YOUR GOAL:
Copy the lines below word for word, leaving out the pictures.

RECORDS:
○ ○ ○
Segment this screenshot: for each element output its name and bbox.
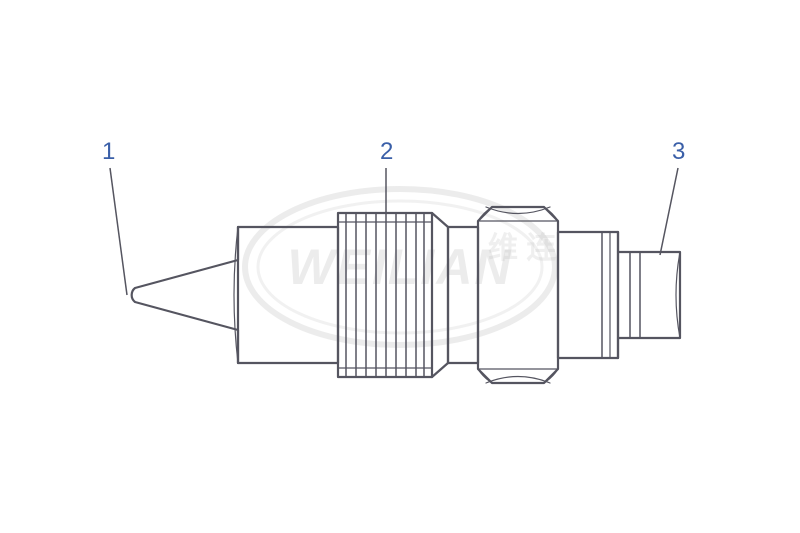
thread-lines	[346, 213, 424, 377]
thread-section	[338, 213, 432, 377]
body-section-1	[238, 227, 338, 363]
connector-section	[618, 252, 680, 338]
tip-contour	[132, 227, 238, 363]
callout-line-1	[110, 168, 127, 295]
callout-label-3: 3	[672, 138, 685, 166]
hex-outline	[478, 207, 558, 383]
body-section-2	[558, 232, 618, 358]
callout-label-2: 2	[380, 138, 393, 166]
lead-in-bot	[432, 363, 448, 377]
tip-upper	[117, 287, 238, 330]
callout-label-1: 1	[102, 138, 115, 166]
technical-drawing	[0, 0, 800, 533]
neck-section	[448, 227, 478, 363]
callout-line-3	[660, 168, 678, 255]
lead-in-top	[432, 213, 448, 227]
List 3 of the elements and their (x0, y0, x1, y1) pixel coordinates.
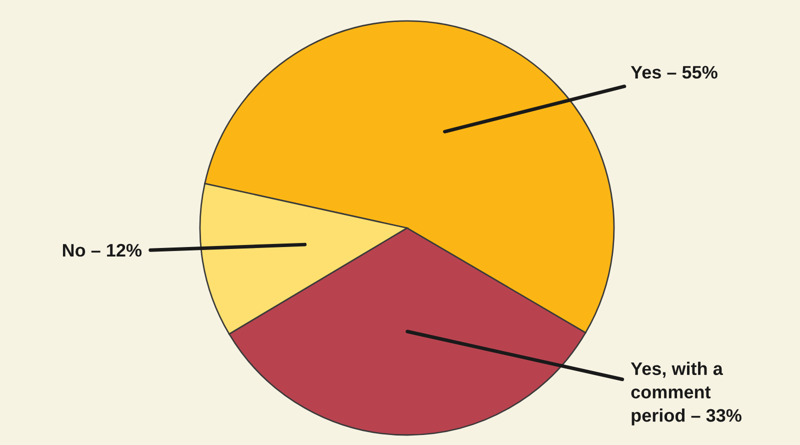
○ ○ ○
EXERCISE RESPONSE:
Segment this screenshot: for each element output its name and bbox.
thread-lines	[346, 213, 424, 377]
thread-section	[338, 213, 432, 377]
body-section-1	[238, 227, 338, 363]
connector-section	[618, 252, 680, 338]
tip-contour	[132, 227, 238, 363]
callout-line-1	[110, 168, 127, 295]
callout-label-3: 3	[672, 138, 685, 166]
hex-outline	[478, 207, 558, 383]
body-section-2	[558, 232, 618, 358]
callout-label-2: 2	[380, 138, 393, 166]
lead-in-bot	[432, 363, 448, 377]
tip-upper	[117, 287, 238, 330]
callout-label-1: 1	[102, 138, 115, 166]
technical-drawing	[0, 0, 800, 533]
neck-section	[448, 227, 478, 363]
callout-line-3	[660, 168, 678, 255]
lead-in-top	[432, 213, 448, 227]
List 3 of the elements and their (x0, y0, x1, y1) pixel coordinates.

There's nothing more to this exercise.